- **WORK TASK**:
What lines in the records include the string "dalam"? Return each one.

- **INFORMATION SUPPLIED**:
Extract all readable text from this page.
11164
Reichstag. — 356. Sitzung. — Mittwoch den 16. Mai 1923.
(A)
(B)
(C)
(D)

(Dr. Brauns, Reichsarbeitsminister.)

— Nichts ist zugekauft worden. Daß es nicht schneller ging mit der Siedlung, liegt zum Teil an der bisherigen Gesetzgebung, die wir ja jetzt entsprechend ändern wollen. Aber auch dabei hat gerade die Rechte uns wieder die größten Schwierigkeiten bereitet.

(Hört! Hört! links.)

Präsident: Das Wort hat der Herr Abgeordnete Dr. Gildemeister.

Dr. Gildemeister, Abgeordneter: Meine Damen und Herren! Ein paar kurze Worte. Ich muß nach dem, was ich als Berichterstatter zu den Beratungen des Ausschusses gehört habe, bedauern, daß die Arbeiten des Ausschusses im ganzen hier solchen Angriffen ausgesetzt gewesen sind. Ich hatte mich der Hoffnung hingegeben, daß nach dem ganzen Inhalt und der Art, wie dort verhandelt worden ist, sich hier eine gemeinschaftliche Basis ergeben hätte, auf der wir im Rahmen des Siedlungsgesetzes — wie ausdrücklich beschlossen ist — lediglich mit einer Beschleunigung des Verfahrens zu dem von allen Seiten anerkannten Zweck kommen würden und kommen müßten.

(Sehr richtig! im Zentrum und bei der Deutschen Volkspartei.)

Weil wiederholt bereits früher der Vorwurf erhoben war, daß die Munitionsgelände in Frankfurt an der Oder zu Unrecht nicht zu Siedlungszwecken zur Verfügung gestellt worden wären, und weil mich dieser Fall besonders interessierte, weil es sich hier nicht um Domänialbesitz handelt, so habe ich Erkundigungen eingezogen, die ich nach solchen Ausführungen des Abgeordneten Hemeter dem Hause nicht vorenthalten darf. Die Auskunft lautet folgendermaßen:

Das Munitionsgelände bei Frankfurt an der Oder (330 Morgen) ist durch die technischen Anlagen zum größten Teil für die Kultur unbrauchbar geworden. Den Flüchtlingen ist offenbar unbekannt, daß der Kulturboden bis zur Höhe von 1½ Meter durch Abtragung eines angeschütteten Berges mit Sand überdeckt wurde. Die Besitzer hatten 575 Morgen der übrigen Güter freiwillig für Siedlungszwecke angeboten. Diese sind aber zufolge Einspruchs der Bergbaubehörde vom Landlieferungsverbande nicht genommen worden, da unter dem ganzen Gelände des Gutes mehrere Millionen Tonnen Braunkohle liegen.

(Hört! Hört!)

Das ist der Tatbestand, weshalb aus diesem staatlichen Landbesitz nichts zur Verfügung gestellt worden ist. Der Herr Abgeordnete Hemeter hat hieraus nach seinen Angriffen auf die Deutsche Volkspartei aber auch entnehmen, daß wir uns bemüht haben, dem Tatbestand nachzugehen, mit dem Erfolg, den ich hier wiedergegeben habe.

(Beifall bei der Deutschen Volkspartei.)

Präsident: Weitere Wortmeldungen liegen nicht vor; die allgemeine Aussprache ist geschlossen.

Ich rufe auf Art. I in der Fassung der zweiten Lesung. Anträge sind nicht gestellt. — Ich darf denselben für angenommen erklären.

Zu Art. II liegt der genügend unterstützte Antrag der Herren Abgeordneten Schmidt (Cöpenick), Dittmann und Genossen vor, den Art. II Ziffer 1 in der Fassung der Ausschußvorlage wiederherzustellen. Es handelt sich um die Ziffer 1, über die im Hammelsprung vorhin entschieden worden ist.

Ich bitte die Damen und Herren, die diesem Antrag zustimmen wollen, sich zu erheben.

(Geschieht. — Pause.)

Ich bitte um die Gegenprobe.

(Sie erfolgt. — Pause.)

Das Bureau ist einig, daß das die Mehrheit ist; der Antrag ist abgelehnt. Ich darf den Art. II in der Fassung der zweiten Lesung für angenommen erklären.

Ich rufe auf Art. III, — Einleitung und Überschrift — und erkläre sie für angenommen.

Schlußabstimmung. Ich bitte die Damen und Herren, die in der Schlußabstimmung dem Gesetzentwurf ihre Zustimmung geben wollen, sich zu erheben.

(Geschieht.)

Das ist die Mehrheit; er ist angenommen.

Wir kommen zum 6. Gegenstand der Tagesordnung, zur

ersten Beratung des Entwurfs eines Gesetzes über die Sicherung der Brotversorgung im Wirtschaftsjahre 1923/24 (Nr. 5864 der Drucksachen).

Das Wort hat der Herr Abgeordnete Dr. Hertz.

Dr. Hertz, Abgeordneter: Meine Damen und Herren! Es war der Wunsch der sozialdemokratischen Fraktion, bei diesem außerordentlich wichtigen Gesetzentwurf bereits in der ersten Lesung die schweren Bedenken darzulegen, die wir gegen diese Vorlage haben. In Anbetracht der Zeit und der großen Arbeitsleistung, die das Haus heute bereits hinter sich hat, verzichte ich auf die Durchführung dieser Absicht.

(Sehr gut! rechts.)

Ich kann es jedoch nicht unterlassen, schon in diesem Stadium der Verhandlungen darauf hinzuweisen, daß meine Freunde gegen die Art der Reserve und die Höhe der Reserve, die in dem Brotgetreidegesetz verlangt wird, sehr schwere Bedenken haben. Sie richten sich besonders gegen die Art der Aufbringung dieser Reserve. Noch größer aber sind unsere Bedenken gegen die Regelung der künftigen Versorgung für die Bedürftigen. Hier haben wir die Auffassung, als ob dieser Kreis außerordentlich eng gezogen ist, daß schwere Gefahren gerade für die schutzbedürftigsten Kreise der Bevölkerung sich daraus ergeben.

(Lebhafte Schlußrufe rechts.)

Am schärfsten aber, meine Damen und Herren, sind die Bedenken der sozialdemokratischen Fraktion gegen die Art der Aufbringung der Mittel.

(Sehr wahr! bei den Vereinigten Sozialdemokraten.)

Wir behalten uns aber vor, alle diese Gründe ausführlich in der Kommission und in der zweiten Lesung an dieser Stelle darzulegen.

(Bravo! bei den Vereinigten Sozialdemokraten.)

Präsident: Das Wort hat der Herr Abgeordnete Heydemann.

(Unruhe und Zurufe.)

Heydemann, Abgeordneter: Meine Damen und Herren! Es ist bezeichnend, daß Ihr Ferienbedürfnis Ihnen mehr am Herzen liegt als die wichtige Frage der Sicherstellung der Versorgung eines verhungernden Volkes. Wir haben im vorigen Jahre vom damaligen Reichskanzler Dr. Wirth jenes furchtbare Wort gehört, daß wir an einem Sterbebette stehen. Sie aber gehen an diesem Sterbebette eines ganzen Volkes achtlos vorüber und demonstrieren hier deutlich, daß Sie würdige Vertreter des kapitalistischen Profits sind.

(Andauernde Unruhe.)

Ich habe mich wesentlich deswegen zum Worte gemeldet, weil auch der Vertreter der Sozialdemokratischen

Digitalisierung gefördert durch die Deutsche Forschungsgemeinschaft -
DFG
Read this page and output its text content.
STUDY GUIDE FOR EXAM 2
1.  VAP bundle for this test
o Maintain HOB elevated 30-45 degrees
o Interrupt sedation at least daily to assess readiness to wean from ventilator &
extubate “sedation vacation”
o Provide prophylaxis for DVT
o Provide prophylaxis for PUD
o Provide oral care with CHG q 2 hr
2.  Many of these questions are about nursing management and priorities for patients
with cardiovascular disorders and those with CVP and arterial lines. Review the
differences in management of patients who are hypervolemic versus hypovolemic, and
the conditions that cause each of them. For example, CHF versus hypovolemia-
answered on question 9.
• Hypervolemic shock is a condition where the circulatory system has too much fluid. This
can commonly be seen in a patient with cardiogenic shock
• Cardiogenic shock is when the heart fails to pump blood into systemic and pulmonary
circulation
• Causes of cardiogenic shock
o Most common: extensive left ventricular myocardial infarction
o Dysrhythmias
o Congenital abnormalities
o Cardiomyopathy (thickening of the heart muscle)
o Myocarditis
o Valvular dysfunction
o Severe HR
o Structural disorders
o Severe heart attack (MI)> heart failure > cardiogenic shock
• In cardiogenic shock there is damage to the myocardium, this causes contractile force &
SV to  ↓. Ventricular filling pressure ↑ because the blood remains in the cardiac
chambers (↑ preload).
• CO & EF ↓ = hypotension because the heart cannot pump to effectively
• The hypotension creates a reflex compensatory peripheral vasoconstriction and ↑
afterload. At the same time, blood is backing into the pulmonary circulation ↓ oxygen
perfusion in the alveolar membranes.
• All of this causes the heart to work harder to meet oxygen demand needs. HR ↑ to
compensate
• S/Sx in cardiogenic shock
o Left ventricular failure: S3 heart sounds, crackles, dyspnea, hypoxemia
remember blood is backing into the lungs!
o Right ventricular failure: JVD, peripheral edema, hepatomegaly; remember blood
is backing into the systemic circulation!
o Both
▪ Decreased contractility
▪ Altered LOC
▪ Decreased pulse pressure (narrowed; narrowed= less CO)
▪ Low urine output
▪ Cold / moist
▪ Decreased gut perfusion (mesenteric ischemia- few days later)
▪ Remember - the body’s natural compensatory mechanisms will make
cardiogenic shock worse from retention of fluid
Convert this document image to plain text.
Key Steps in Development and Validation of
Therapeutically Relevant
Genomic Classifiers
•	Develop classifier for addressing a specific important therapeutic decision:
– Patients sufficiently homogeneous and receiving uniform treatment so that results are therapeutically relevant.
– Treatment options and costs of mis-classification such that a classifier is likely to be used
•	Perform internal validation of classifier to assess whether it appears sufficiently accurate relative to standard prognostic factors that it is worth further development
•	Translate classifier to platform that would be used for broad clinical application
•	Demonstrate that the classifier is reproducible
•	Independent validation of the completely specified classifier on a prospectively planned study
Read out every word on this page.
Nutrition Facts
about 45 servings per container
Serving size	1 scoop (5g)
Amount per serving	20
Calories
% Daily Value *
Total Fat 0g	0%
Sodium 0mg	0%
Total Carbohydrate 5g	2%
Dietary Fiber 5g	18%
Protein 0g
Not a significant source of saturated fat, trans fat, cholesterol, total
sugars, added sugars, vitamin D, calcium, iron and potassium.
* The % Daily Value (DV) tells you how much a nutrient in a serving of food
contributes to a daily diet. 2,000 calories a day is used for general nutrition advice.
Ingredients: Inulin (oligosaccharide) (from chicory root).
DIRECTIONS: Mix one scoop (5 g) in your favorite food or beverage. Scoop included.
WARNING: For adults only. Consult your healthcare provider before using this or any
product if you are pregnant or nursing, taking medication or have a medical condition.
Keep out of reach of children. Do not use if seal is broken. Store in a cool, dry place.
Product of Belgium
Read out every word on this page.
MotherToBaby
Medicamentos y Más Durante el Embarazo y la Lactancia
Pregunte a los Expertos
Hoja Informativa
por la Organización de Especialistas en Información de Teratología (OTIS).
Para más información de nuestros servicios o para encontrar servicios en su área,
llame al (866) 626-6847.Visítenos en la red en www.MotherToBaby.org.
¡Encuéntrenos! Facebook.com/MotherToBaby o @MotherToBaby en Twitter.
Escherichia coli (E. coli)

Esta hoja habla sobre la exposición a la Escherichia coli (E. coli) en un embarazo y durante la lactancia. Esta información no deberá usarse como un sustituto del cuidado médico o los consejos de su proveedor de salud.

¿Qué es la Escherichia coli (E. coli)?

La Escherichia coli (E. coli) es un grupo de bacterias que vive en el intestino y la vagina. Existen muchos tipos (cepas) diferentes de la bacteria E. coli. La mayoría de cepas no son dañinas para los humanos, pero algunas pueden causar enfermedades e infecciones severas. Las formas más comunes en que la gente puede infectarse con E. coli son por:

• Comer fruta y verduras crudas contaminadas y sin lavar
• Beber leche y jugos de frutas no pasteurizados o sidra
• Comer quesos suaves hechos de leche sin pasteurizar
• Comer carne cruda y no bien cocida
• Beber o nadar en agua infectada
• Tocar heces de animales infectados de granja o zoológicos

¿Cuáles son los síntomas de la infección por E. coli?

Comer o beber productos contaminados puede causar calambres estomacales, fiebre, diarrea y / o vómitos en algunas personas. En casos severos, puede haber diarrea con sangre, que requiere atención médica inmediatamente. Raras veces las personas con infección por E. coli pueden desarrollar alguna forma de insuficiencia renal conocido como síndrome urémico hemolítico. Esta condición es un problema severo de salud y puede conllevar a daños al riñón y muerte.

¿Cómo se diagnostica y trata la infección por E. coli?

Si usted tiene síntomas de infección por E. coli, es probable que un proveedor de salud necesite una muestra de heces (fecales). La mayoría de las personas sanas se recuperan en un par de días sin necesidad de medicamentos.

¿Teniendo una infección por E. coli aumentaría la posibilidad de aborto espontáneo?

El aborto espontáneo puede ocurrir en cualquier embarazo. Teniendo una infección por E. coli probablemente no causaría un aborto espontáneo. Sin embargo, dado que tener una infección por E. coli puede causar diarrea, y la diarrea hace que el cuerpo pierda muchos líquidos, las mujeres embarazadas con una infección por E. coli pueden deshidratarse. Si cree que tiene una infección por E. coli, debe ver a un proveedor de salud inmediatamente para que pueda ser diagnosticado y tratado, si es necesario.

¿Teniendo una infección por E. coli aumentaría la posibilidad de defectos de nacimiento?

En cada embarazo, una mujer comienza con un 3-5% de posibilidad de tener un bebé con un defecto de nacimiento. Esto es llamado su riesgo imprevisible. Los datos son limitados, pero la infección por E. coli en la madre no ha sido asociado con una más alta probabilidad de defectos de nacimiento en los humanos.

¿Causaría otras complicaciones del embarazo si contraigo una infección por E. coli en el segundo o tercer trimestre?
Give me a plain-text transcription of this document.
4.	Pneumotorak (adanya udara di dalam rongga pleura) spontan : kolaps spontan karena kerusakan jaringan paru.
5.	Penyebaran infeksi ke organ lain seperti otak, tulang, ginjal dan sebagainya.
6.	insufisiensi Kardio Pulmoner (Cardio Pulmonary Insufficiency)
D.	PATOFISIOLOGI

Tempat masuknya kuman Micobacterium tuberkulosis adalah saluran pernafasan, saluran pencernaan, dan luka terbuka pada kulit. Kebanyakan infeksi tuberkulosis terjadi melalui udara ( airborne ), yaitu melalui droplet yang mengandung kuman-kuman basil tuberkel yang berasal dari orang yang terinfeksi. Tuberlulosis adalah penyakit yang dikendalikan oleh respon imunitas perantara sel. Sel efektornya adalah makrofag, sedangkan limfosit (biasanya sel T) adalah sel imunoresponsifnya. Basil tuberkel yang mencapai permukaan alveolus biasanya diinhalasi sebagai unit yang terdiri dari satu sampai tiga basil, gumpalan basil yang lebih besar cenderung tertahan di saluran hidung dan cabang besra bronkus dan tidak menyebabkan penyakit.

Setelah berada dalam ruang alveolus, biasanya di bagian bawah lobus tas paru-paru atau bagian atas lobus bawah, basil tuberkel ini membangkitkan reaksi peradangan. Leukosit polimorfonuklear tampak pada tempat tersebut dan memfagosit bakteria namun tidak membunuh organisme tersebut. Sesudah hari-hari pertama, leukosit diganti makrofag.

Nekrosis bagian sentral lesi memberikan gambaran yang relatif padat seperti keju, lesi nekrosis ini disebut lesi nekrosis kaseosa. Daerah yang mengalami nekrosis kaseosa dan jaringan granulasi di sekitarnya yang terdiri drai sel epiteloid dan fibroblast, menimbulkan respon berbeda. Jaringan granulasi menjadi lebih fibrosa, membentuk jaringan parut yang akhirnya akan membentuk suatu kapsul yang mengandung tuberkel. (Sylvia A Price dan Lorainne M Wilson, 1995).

- **RESPONSE TO THE EXERCISE**:
4.	Pneumotorak (adanya udara di dalam rongga pleura) spontan : kolaps spontan karena kerusakan jaringan paru.
Setelah berada dalam ruang alveolus, biasanya di bagian bawah lobus tas paru-paru atau bagian atas lobus bawah, basil tuberkel ini membangkitkan reaksi peradangan. Leukosit polimorfonuklear tampak pada tempat tersebut dan memfagosit bakteria namun tidak membunuh organisme tersebut. Sesudah hari-hari pertama, leukosit diganti makrofag.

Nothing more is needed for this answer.